→ **Do this**
Keep the images out and copy every entry below exactly.

--- start Entries ---

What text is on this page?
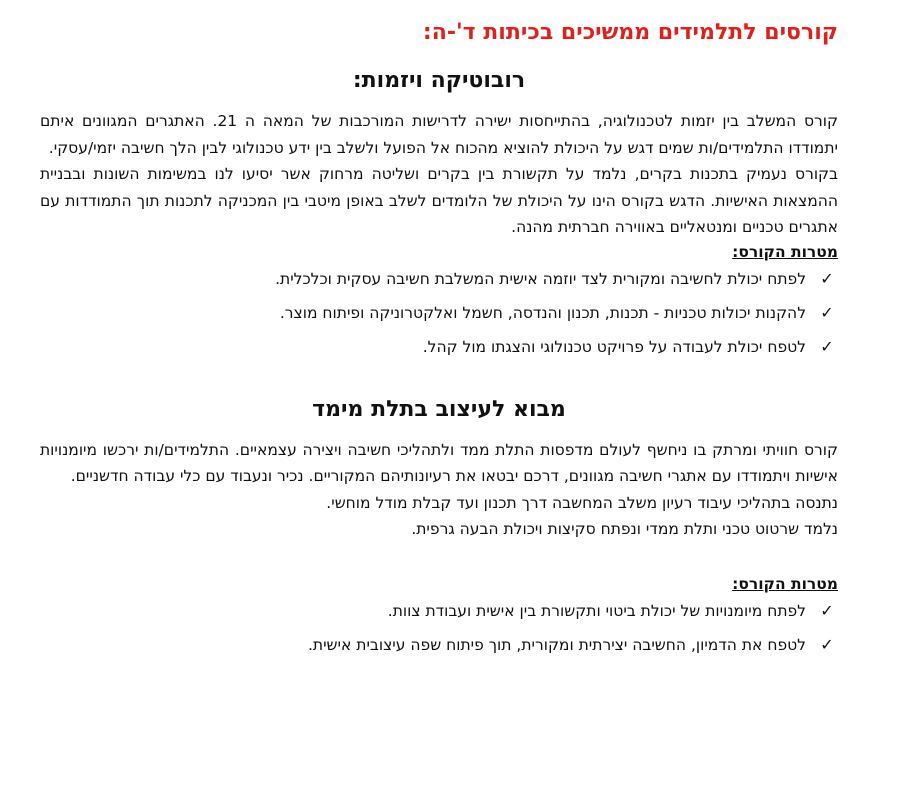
קורסים לתלמידים ממשיכים בכיתות ד'-ה:
רובוטיקה ויזמות:

קורס המשלב בין יזמות לטכנולוגיה, בהתייחסות ישירה לדרישות המורכבות של המאה ה 21. האתגרים המגוונים איתם יתמודדו התלמידים/ות שמים דגש על היכולת להוציא מהכוח אל הפועל ולשלב בין ידע טכנולוגי לבין הלך חשיבה יזמי/עסקי.

בקורס נעמיק בתכנות בקרים, נלמד על תקשורת בין בקרים ושליטה מרחוק אשר יסיעו לנו במשימות השונות ובבניית ההמצאות האישיות. הדגש בקורס הינו על היכולת של הלומדים לשלב באופן מיטבי בין המכניקה לתכנות תוך התמודדות עם אתגרים טכניים ומנטאליים באווירה חברתית מהנה.

מטרות הקורס:
✓
לפתח יכולת לחשיבה ומקורית לצד יוזמה אישית המשלבת חשיבה עסקית וכלכלית.
✓
להקנות יכולות טכניות - תכנות, תכנון והנדסה, חשמל ואלקטרוניקה ופיתוח מוצר.
✓
לטפח יכולת לעבודה על פרויקט טכנולוגי והצגתו מול קהל.
מבוא לעיצוב בתלת מימד

קורס חוויתי ומרתק בו ניחשף לעולם מדפסות התלת ממד ולתהליכי חשיבה ויצירה עצמאיים. התלמידים/ות ירכשו מיומנויות אישיות ויתמודדו עם אתגרי חשיבה מגוונים, דרכם יבטאו את רעיונותיהם המקוריים. נכיר ונעבוד עם כלי עבודה חדשניים.

נתנסה בתהליכי עיבוד רעיון משלב המחשבה דרך תכנון ועד קבלת מודל מוחשי.

נלמד שרטוט טכני ותלת ממדי ונפתח סקיצות ויכולת הבעה גרפית.

מטרות הקורס:
✓
לפתח מיומנויות של יכולת ביטוי ותקשורת בין אישית ועבודת צוות.
✓
לטפח את הדמיון, החשיבה יצירתית ומקורית, תוך פיתוח שפה עיצובית אישית.
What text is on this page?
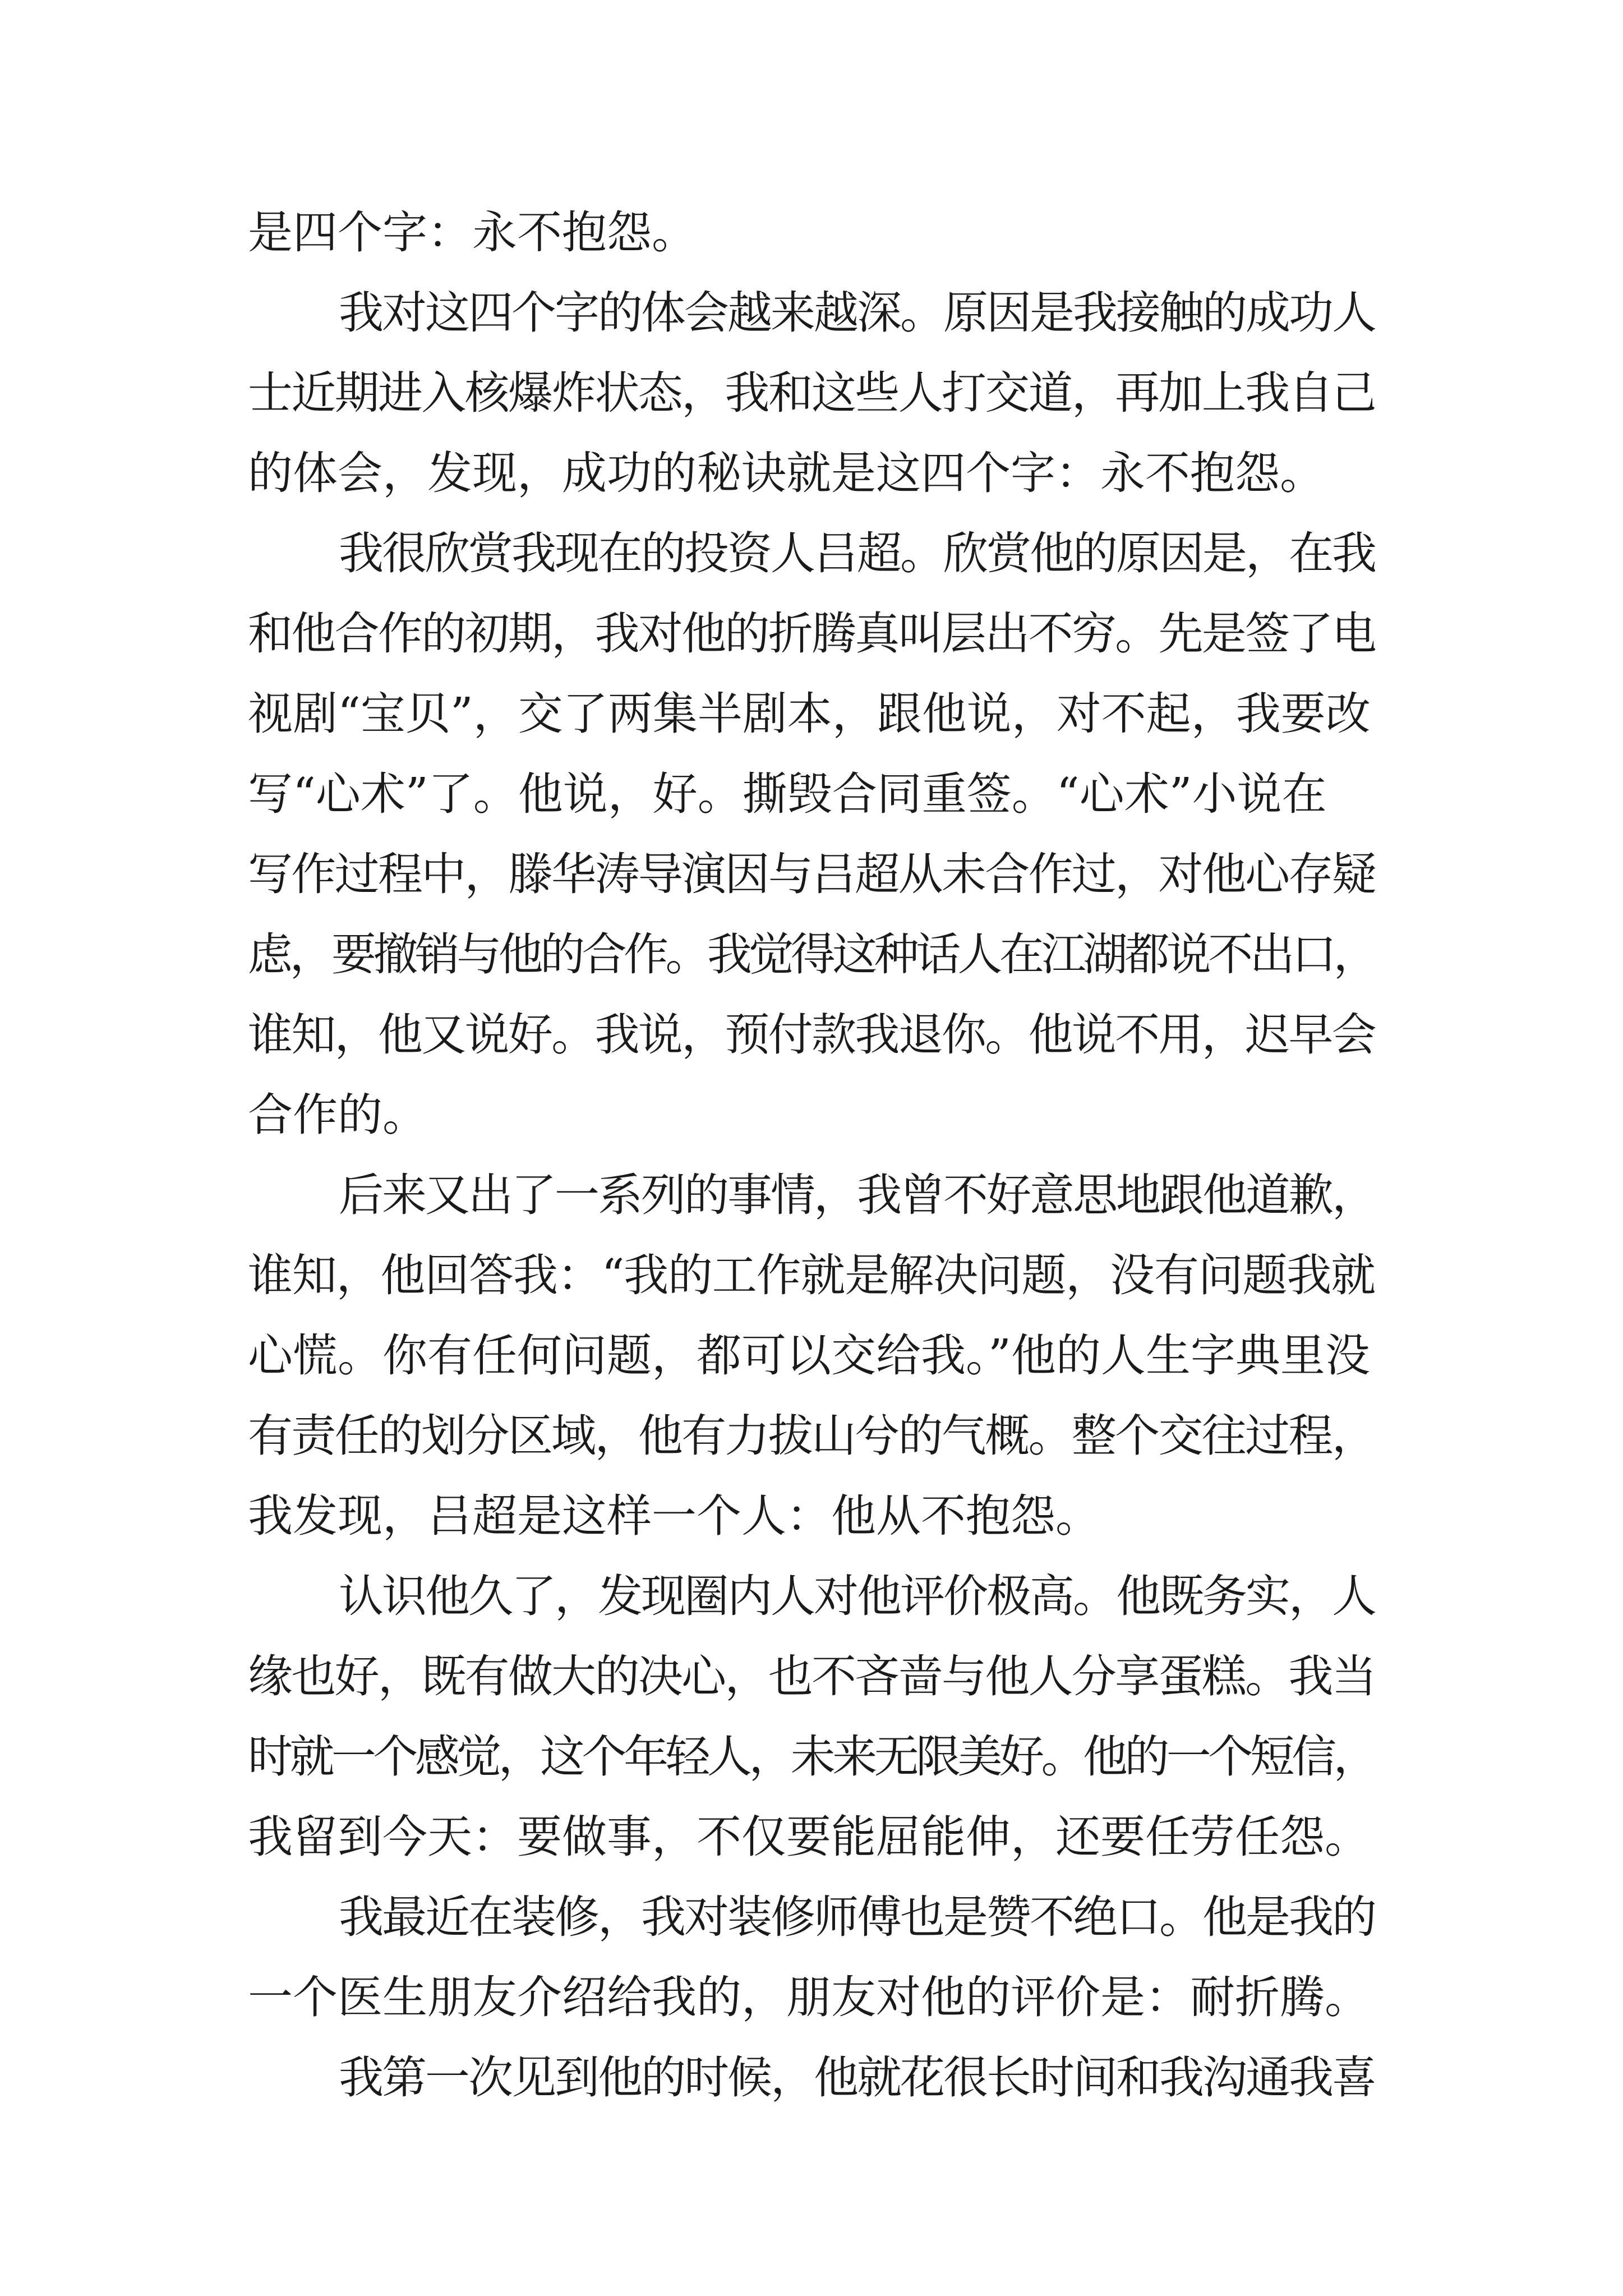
是四个字：永不抱怨。
我对这四个字的体会越来越深。原因是我接触的成功人
士近期进入核爆炸状态，我和这些人打交道，再加上我自己
的体会，发现，成功的秘诀就是这四个字：永不抱怨。
我很欣赏我现在的投资人吕超。欣赏他的原因是，在我
和他合作的初期，我对他的折腾真叫层出不穷。先是签了电
视剧“宝贝”，交了两集半剧本，跟他说，对不起，我要改
写“心术”了。他说，好。撕毁合同重签。“心术”小说在
写作过程中，滕华涛导演因与吕超从未合作过，对他心存疑
虑，要撤销与他的合作。我觉得这种话人在江湖都说不出口，
谁知，他又说好。我说，预付款我退你。他说不用，迟早会
合作的。
后来又出了一系列的事情，我曾不好意思地跟他道歉，
谁知，他回答我：“我的工作就是解决问题，没有问题我就
心慌。你有任何问题，都可以交给我。”他的人生字典里没
有责任的划分区域，他有力拔山兮的气概。整个交往过程，
我发现，吕超是这样一个人：他从不抱怨。
认识他久了，发现圈内人对他评价极高。他既务实，人
缘也好，既有做大的决心，也不吝啬与他人分享蛋糕。我当
时就一个感觉，这个年轻人，未来无限美好。他的一个短信，
我留到今天：要做事，不仅要能屈能伸，还要任劳任怨。
我最近在装修，我对装修师傅也是赞不绝口。他是我的
一个医生朋友介绍给我的，朋友对他的评价是：耐折腾。
我第一次见到他的时候，他就花很长时间和我沟通我喜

--- end Entries ---

→ **Output for this exercise**
What text is on this page?
קורסים לתלמידים ממשיכים בכיתות ד'-ה:
רובוטיקה ויזמות:

קורס המשלב בין יזמות לטכנולוגיה, בהתייחסות ישירה לדרישות המורכבות של המאה ה 21. האתגרים המגוונים איתם יתמודדו התלמידים/ות שמים דגש על היכולת להוציא מהכוח אל הפועל ולשלב בין ידע טכנולוגי לבין הלך חשיבה יזמי/עסקי.

בקורס נעמיק בתכנות בקרים, נלמד על תקשורת בין בקרים ושליטה מרחוק אשר יסיעו לנו במשימות השונות ובבניית ההמצאות האישיות. הדגש בקורס הינו על היכולת של הלומדים לשלב באופן מיטבי בין המכניקה לתכנות תוך התמודדות עם אתגרים טכניים ומנטאליים באווירה חברתית מהנה.

מטרות הקורס:
✓
לפתח יכולת לחשיבה ומקורית לצד יוזמה אישית המשלבת חשיבה עסקית וכלכלית.
✓
להקנות יכולות טכניות - תכנות, תכנון והנדסה, חשמל ואלקטרוניקה ופיתוח מוצר.
✓
לטפח יכולת לעבודה על פרויקט טכנולוגי והצגתו מול קהל.
מבוא לעיצוב בתלת מימד

קורס חוויתי ומרתק בו ניחשף לעולם מדפסות התלת ממד ולתהליכי חשיבה ויצירה עצמאיים. התלמידים/ות ירכשו מיומנויות אישיות ויתמודדו עם אתגרי חשיבה מגוונים, דרכם יבטאו את רעיונותיהם המקוריים. נכיר ונעבוד עם כלי עבודה חדשניים.

נתנסה בתהליכי עיבוד רעיון משלב המחשבה דרך תכנון ועד קבלת מודל מוחשי.

נלמד שרטוט טכני ותלת ממדי ונפתח סקיצות ויכולת הבעה גרפית.

מטרות הקורס:
✓
לפתח מיומנויות של יכולת ביטוי ותקשורת בין אישית ועבודת צוות.
✓
לטפח את הדמיון, החשיבה יצירתית ומקורית, תוך פיתוח שפה עיצובית אישית.
What text is on this page?
是四个字：永不抱怨。
我对这四个字的体会越来越深。原因是我接触的成功人
士近期进入核爆炸状态，我和这些人打交道，再加上我自己
的体会，发现，成功的秘诀就是这四个字：永不抱怨。
我很欣赏我现在的投资人吕超。欣赏他的原因是，在我
和他合作的初期，我对他的折腾真叫层出不穷。先是签了电
视剧“宝贝”，交了两集半剧本，跟他说，对不起，我要改
写“心术”了。他说，好。撕毁合同重签。“心术”小说在
写作过程中，滕华涛导演因与吕超从未合作过，对他心存疑
虑，要撤销与他的合作。我觉得这种话人在江湖都说不出口，
谁知，他又说好。我说，预付款我退你。他说不用，迟早会
合作的。
后来又出了一系列的事情，我曾不好意思地跟他道歉，
谁知，他回答我：“我的工作就是解决问题，没有问题我就
心慌。你有任何问题，都可以交给我。”他的人生字典里没
有责任的划分区域，他有力拔山兮的气概。整个交往过程，
我发现，吕超是这样一个人：他从不抱怨。
认识他久了，发现圈内人对他评价极高。他既务实，人
缘也好，既有做大的决心，也不吝啬与他人分享蛋糕。我当
时就一个感觉，这个年轻人，未来无限美好。他的一个短信，
我留到今天：要做事，不仅要能屈能伸，还要任劳任怨。
我最近在装修，我对装修师傅也是赞不绝口。他是我的
一个医生朋友介绍给我的，朋友对他的评价是：耐折腾。
我第一次见到他的时候，他就花很长时间和我沟通我喜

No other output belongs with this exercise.